* **GIVEN EXERCISE**: Wherever the word "ylabel" appears in a line, copy that line.

* **Items from a figure collection**:

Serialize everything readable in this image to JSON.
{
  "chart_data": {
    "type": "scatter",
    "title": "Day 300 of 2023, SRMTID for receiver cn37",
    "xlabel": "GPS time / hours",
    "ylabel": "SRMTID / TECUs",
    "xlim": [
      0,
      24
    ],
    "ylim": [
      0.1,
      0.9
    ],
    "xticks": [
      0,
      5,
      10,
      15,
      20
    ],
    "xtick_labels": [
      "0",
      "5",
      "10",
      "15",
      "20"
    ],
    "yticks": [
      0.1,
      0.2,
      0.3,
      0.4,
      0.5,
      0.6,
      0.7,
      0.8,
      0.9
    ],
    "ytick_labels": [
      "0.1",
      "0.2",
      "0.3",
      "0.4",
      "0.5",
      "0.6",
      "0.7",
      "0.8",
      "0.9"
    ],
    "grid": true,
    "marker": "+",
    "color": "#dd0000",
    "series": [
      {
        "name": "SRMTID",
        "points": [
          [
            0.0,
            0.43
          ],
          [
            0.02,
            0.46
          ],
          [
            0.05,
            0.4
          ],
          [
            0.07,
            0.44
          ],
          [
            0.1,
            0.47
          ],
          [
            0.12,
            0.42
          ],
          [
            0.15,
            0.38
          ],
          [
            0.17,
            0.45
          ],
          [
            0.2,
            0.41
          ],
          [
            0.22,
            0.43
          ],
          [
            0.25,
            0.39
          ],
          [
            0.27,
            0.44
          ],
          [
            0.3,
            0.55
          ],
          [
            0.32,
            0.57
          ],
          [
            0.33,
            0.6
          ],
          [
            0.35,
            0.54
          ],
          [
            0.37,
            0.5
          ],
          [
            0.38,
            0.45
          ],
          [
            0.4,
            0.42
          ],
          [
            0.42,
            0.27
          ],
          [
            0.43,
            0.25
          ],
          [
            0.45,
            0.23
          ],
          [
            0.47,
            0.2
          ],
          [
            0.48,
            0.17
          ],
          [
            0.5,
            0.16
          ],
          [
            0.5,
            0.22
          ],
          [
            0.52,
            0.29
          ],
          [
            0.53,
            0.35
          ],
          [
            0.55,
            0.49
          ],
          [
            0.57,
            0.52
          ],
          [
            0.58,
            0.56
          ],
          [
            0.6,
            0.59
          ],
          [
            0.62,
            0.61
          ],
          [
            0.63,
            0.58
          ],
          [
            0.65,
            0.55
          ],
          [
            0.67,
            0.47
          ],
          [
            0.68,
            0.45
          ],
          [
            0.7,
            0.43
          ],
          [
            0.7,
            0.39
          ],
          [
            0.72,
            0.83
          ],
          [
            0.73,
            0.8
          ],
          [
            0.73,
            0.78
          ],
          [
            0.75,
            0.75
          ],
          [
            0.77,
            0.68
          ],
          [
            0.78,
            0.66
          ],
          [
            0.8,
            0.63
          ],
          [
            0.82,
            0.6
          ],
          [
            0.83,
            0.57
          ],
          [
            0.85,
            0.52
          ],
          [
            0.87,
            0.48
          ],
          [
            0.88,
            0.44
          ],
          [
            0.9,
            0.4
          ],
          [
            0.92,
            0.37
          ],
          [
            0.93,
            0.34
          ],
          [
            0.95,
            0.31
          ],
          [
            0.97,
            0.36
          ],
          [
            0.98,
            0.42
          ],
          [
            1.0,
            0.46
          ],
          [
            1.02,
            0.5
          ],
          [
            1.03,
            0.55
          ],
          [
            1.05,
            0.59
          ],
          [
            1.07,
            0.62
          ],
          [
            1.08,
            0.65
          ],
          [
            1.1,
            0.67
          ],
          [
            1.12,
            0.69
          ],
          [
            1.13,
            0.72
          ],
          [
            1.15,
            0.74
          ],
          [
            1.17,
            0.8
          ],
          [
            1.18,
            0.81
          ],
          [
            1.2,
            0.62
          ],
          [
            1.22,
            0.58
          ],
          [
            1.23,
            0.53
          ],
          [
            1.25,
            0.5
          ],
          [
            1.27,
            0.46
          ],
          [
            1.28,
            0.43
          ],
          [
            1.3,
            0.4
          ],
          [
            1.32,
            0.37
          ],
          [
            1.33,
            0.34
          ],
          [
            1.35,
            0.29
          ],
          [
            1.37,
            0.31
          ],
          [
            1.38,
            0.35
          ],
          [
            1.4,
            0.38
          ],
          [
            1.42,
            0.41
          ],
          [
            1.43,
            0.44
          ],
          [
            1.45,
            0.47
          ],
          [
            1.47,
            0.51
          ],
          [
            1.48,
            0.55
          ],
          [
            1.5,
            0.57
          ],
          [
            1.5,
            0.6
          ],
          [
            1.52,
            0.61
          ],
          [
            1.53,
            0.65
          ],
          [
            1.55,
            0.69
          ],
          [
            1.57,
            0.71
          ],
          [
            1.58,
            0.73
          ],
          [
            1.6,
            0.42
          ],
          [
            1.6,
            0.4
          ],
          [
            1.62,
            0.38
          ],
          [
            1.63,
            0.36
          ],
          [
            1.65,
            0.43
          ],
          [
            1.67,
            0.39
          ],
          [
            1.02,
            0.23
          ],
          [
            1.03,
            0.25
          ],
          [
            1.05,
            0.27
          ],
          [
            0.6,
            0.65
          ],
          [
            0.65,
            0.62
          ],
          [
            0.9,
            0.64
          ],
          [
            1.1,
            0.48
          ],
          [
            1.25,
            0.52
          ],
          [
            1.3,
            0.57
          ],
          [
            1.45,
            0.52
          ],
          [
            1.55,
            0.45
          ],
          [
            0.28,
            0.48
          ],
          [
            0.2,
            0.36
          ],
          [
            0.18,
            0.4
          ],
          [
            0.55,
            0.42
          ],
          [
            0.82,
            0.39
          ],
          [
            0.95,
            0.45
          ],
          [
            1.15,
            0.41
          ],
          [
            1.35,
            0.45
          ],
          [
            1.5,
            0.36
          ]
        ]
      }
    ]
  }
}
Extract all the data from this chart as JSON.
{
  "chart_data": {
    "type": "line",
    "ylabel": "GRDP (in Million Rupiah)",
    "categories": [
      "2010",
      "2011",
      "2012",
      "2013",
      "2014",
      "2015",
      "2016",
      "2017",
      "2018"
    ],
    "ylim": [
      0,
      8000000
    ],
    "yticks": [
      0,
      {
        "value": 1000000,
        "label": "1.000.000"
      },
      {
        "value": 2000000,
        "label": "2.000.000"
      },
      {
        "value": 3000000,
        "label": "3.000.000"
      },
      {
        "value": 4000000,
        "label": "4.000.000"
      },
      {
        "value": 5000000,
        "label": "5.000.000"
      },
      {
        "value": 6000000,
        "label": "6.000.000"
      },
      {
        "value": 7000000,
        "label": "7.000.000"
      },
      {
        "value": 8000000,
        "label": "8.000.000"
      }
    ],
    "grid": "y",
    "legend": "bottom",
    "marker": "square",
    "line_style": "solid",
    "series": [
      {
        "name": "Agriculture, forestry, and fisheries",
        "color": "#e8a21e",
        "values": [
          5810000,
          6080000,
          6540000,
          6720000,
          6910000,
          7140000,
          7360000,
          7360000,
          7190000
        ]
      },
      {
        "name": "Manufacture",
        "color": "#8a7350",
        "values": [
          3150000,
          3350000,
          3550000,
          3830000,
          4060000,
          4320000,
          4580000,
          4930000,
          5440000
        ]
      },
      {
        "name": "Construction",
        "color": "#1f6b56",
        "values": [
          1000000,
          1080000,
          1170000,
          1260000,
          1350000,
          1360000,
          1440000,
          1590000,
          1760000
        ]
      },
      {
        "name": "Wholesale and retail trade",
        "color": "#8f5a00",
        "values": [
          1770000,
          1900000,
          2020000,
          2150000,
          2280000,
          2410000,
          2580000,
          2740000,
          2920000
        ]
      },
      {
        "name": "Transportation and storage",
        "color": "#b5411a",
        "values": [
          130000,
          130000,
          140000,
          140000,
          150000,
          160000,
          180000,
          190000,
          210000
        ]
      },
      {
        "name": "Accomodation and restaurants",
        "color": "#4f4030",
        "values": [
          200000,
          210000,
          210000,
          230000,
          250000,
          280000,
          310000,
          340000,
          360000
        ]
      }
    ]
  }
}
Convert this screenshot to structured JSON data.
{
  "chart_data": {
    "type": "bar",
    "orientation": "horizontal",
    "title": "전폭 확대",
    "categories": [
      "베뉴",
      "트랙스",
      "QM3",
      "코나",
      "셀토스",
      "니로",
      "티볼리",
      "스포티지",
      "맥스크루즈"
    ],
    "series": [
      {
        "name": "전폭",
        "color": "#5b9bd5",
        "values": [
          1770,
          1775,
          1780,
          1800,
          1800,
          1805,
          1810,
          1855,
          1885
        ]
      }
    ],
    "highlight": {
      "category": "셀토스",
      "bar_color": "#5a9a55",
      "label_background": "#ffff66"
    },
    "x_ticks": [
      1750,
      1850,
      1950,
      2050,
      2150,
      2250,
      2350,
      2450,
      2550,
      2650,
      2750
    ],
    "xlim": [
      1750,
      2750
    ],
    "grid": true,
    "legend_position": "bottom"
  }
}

* **TASK RESPONSE**:
    "ylabel": "SRMTID / TECUs",
    "ylabel": "GRDP (in Million Rupiah)",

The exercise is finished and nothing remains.